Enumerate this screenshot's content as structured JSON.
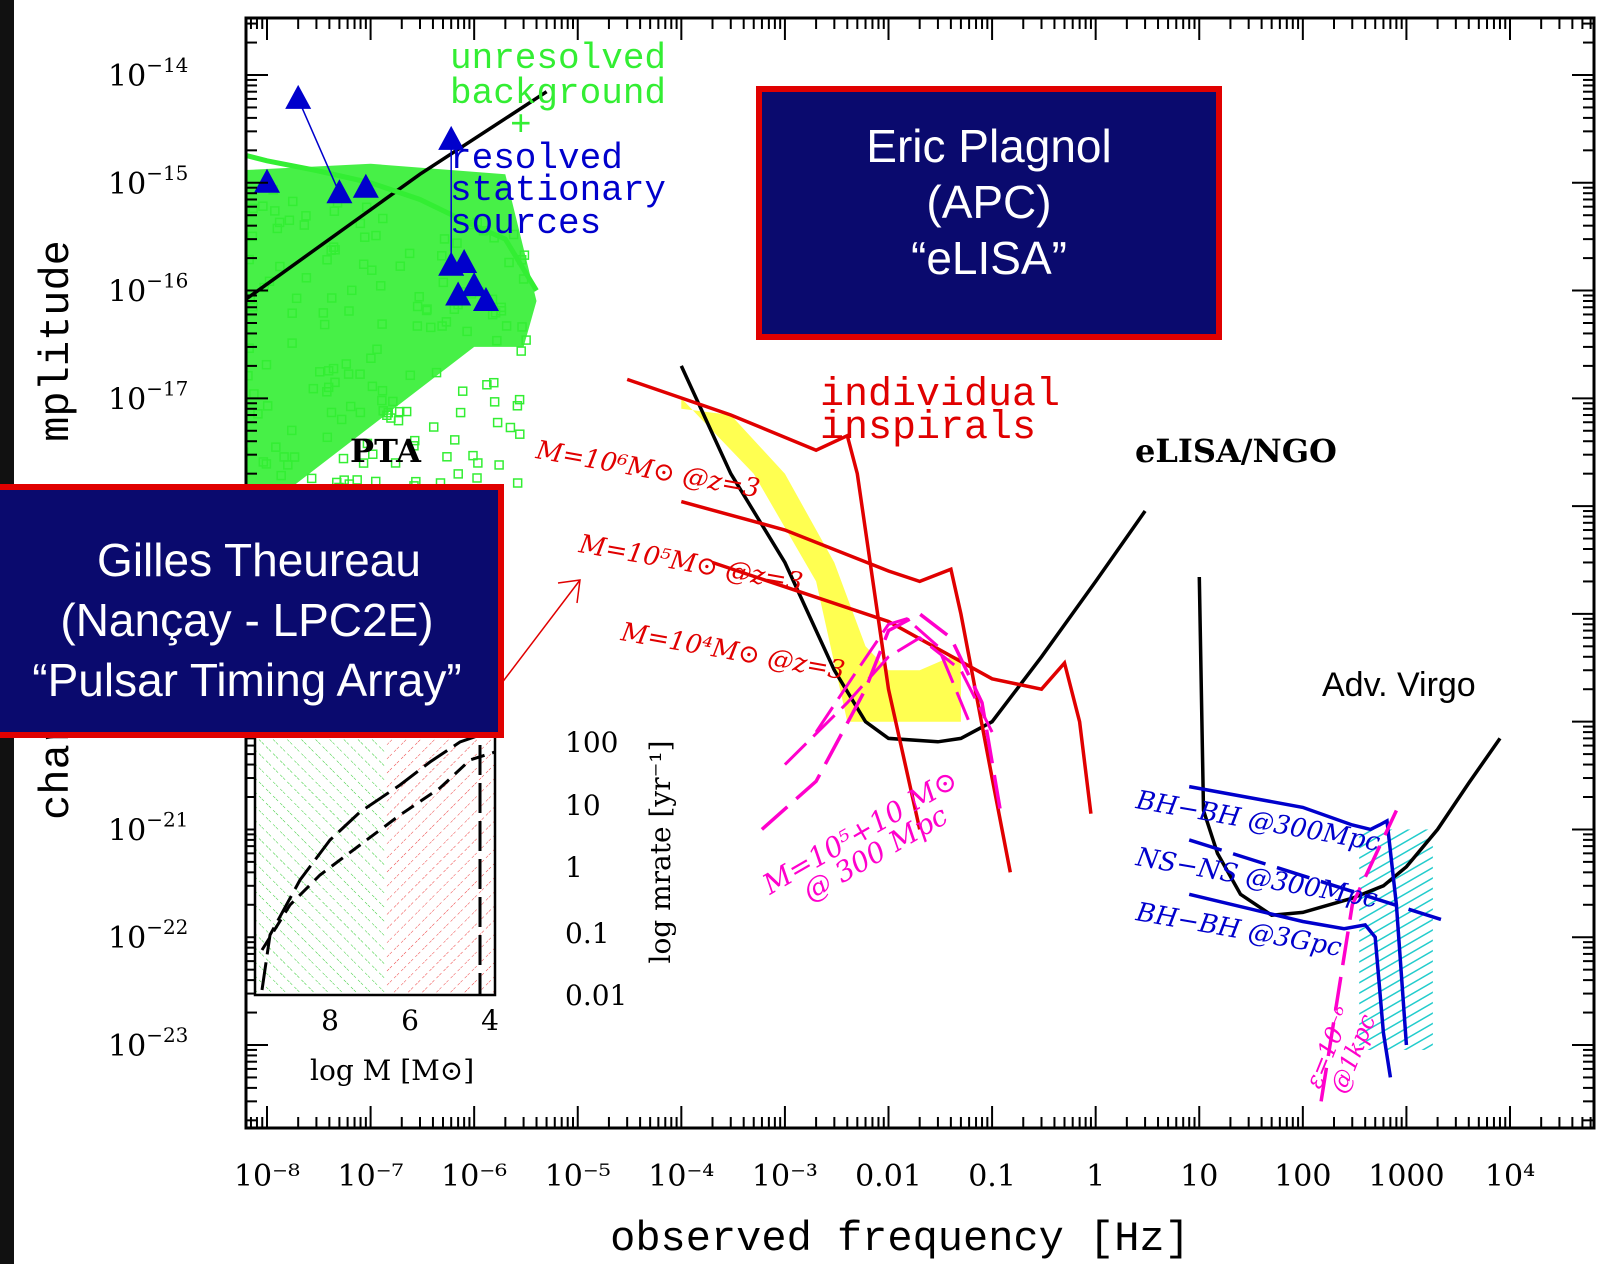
{
  "chart_data": {
    "type": "line",
    "xscale": "log",
    "yscale": "log",
    "xlim": [
      1e-09,
      20000
    ],
    "ylim": [
      3e-24,
      3e-14
    ],
    "xlabel": "observed frequency [Hz]",
    "ylabel": "characteristic amplitude",
    "ylabel_visible": "chara          mplitude",
    "x_ticks": [
      "10⁻⁸",
      "10⁻⁷",
      "10⁻⁶",
      "10⁻⁵",
      "10⁻⁴",
      "10⁻³",
      "0.01",
      "0.1",
      "1",
      "10",
      "100",
      "1000",
      "10⁴"
    ],
    "x_tick_values": [
      1e-08,
      1e-07,
      1e-06,
      1e-05,
      0.0001,
      0.001,
      0.01,
      0.1,
      1,
      10,
      100,
      1000,
      10000
    ],
    "y_ticks": [
      {
        "base": "10",
        "exp": "−14",
        "value": 1e-14
      },
      {
        "base": "10",
        "exp": "−15",
        "value": 1e-15
      },
      {
        "base": "10",
        "exp": "−16",
        "value": 1e-16
      },
      {
        "base": "10",
        "exp": "−17",
        "value": 1e-17
      },
      {
        "base": "10",
        "exp": "−21",
        "value": 1e-21
      },
      {
        "base": "10",
        "exp": "−22",
        "value": 1e-22
      },
      {
        "base": "10",
        "exp": "−23",
        "value": 1e-23
      }
    ],
    "series": [
      {
        "name": "PTA",
        "color": "#000000",
        "dash": "solid",
        "points": [
          [
            1e-09,
            5e-17
          ],
          [
            3e-09,
            5e-17
          ],
          [
            3e-07,
            1.2e-15
          ],
          [
            5e-06,
            7e-15
          ]
        ]
      },
      {
        "name": "eLISA/NGO",
        "color": "#000000",
        "dash": "solid",
        "points": [
          [
            0.0001,
            2e-17
          ],
          [
            0.0003,
            2e-18
          ],
          [
            0.001,
            3e-19
          ],
          [
            0.003,
            3e-20
          ],
          [
            0.006,
            1e-20
          ],
          [
            0.01,
            7e-21
          ],
          [
            0.03,
            6.5e-21
          ],
          [
            0.05,
            7e-21
          ],
          [
            0.1,
            1e-20
          ],
          [
            0.3,
            4e-20
          ],
          [
            1,
            2e-19
          ],
          [
            3,
            9e-19
          ]
        ]
      },
      {
        "name": "Adv. Virgo",
        "color": "#000000",
        "dash": "solid",
        "points": [
          [
            10,
            2.2e-19
          ],
          [
            11,
            1.5e-21
          ],
          [
            15,
            6e-22
          ],
          [
            25,
            2.5e-22
          ],
          [
            50,
            1.6e-22
          ],
          [
            100,
            1.7e-22
          ],
          [
            300,
            2.3e-22
          ],
          [
            600,
            3e-22
          ],
          [
            1000,
            4.5e-22
          ],
          [
            2000,
            1e-21
          ],
          [
            4000,
            2.7e-21
          ],
          [
            8000,
            7e-21
          ]
        ]
      },
      {
        "name": "M=10⁶M⊙ @z=3",
        "color": "#e00000",
        "dash": "solid",
        "points": [
          [
            3e-05,
            1.5e-17
          ],
          [
            0.0003,
            7e-18
          ],
          [
            0.002,
            3.3e-18
          ],
          [
            0.004,
            4.5e-18
          ],
          [
            0.005,
            2e-18
          ],
          [
            0.01,
            2e-20
          ],
          [
            0.02,
            1e-21
          ]
        ]
      },
      {
        "name": "M=10⁵M⊙ @z=3",
        "color": "#e00000",
        "dash": "solid",
        "points": [
          [
            0.0001,
            1.1e-18
          ],
          [
            0.001,
            6e-19
          ],
          [
            0.01,
            2.5e-19
          ],
          [
            0.02,
            2e-19
          ],
          [
            0.04,
            2.6e-19
          ],
          [
            0.05,
            1e-19
          ],
          [
            0.1,
            3e-21
          ],
          [
            0.15,
            4e-22
          ]
        ]
      },
      {
        "name": "M=10⁴M⊙ @z=3",
        "color": "#e00000",
        "dash": "solid",
        "points": [
          [
            0.0002,
            3e-19
          ],
          [
            0.01,
            8.5e-20
          ],
          [
            0.1,
            2.5e-20
          ],
          [
            0.3,
            2e-20
          ],
          [
            0.5,
            3.5e-20
          ],
          [
            0.7,
            1e-20
          ],
          [
            0.9,
            1.4e-21
          ]
        ]
      },
      {
        "name": "BH-BH @300Mpc",
        "color": "#0000cc",
        "dash": "solid",
        "points": [
          [
            8,
            2.5e-21
          ],
          [
            100,
            1.6e-21
          ],
          [
            300,
            1.1e-21
          ],
          [
            450,
            1e-21
          ],
          [
            550,
            1.1e-21
          ],
          [
            650,
            1.2e-21
          ],
          [
            800,
            2e-22
          ],
          [
            1000,
            1e-23
          ]
        ]
      },
      {
        "name": "NS-NS @300Mpc",
        "color": "#0000cc",
        "dash": "dashed",
        "points": [
          [
            8,
            8e-22
          ],
          [
            2500,
            1.4e-22
          ]
        ]
      },
      {
        "name": "BH-BH @3Gpc",
        "color": "#0000cc",
        "dash": "solid",
        "points": [
          [
            8,
            2.5e-22
          ],
          [
            100,
            1.4e-22
          ],
          [
            250,
            1.2e-22
          ],
          [
            400,
            1.3e-22
          ],
          [
            500,
            1e-22
          ],
          [
            600,
            1.3e-23
          ],
          [
            700,
            5e-24
          ]
        ]
      },
      {
        "name": "ε=10⁻⁶ @1kpc",
        "color": "#ff00cc",
        "dash": "dashed",
        "points": [
          [
            150,
            3e-24
          ],
          [
            300,
            2e-22
          ],
          [
            800,
            1.5e-21
          ]
        ]
      },
      {
        "name": "M=10⁵+10 M⊙ @ 300 Mpc",
        "color": "#ff00cc",
        "dash": "dashed",
        "points": [
          [
            0.0006,
            1e-21
          ],
          [
            0.002,
            2.8e-21
          ],
          [
            0.006,
            2e-20
          ],
          [
            0.01,
            7e-20
          ],
          [
            0.02,
            1e-19
          ],
          [
            0.04,
            6e-20
          ],
          [
            0.08,
            1.5e-20
          ],
          [
            0.12,
            1.5e-21
          ]
        ]
      },
      {
        "name": "unresolved background",
        "color": "#33ee33",
        "dash": "solid",
        "points": [
          [
            1e-09,
            3e-15
          ],
          [
            1.5e-09,
            2.5e-15
          ],
          [
            4e-09,
            2e-15
          ],
          [
            1e-08,
            1.6e-15
          ],
          [
            3e-08,
            1.3e-15
          ],
          [
            1e-07,
            1e-15
          ],
          [
            3e-07,
            7e-16
          ],
          [
            1e-06,
            4e-16
          ],
          [
            2e-06,
            3e-16
          ],
          [
            4e-06,
            1e-16
          ]
        ]
      }
    ],
    "triangles": [
      [
        1e-08,
        1e-15
      ],
      [
        2e-08,
        6e-15
      ],
      [
        5e-08,
        8e-16
      ],
      [
        9e-08,
        9e-16
      ],
      [
        6e-07,
        2.5e-15
      ],
      [
        6e-07,
        1.7e-16
      ],
      [
        8e-07,
        1.8e-16
      ],
      [
        7e-07,
        9e-17
      ],
      [
        1e-06,
        1.1e-16
      ],
      [
        1.3e-06,
        8e-17
      ]
    ],
    "inset": {
      "xlabel": "log M [M⊙]",
      "ylabel": "log mrate [yr⁻¹]",
      "x_ticks": [
        "8",
        "6",
        "4"
      ],
      "y_ticks": [
        "100",
        "10",
        "1",
        "0.1",
        "0.01"
      ]
    },
    "annotations": {
      "pta_label": "PTA",
      "elisa_label": "eLISA/NGO",
      "virgo_label": "Adv. Virgo",
      "unresolved_1": "unresolved",
      "unresolved_2": "background",
      "plus": "+",
      "resolved_1": "resolved",
      "resolved_2": "stationary",
      "resolved_3": "sources",
      "inspirals_1": "individual",
      "inspirals_2": "inspirals",
      "m6": "M=10⁶M⊙ @z=3",
      "m5": "M=10⁵M⊙ @z=3",
      "m4": "M=10⁴M⊙ @z=3",
      "emri_1": "M=10⁵+10 M⊙",
      "emri_2": "@ 300 Mpc",
      "bhbh300": "BH−BH @300Mpc",
      "nsns300": "NS−NS @300Mpc",
      "bhbh3g": "BH−BH @3Gpc",
      "eps_1": "ε=10⁻⁶",
      "eps_2": "@1kpc"
    }
  },
  "overlays": {
    "plagnol": {
      "line1": "Eric Plagnol",
      "line2": "(APC)",
      "line3": "“eLISA”"
    },
    "theureau": {
      "line1": "Gilles Theureau",
      "line2": "(Nançay - LPC2E)",
      "line3": "“Pulsar Timing Array”"
    }
  },
  "colors": {
    "box_bg": "#0a0a6e",
    "box_border": "#e00000",
    "green": "#33ee33",
    "blue": "#0000cc",
    "red": "#e00000",
    "magenta": "#ff00cc",
    "yellow": "#ffff33",
    "cyan": "#33dddd"
  }
}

======

Check each line of the entries for the string "background". Copy the lines that have it.

» Task solution:
        "name": "unresolved background",
      "unresolved_2": "background",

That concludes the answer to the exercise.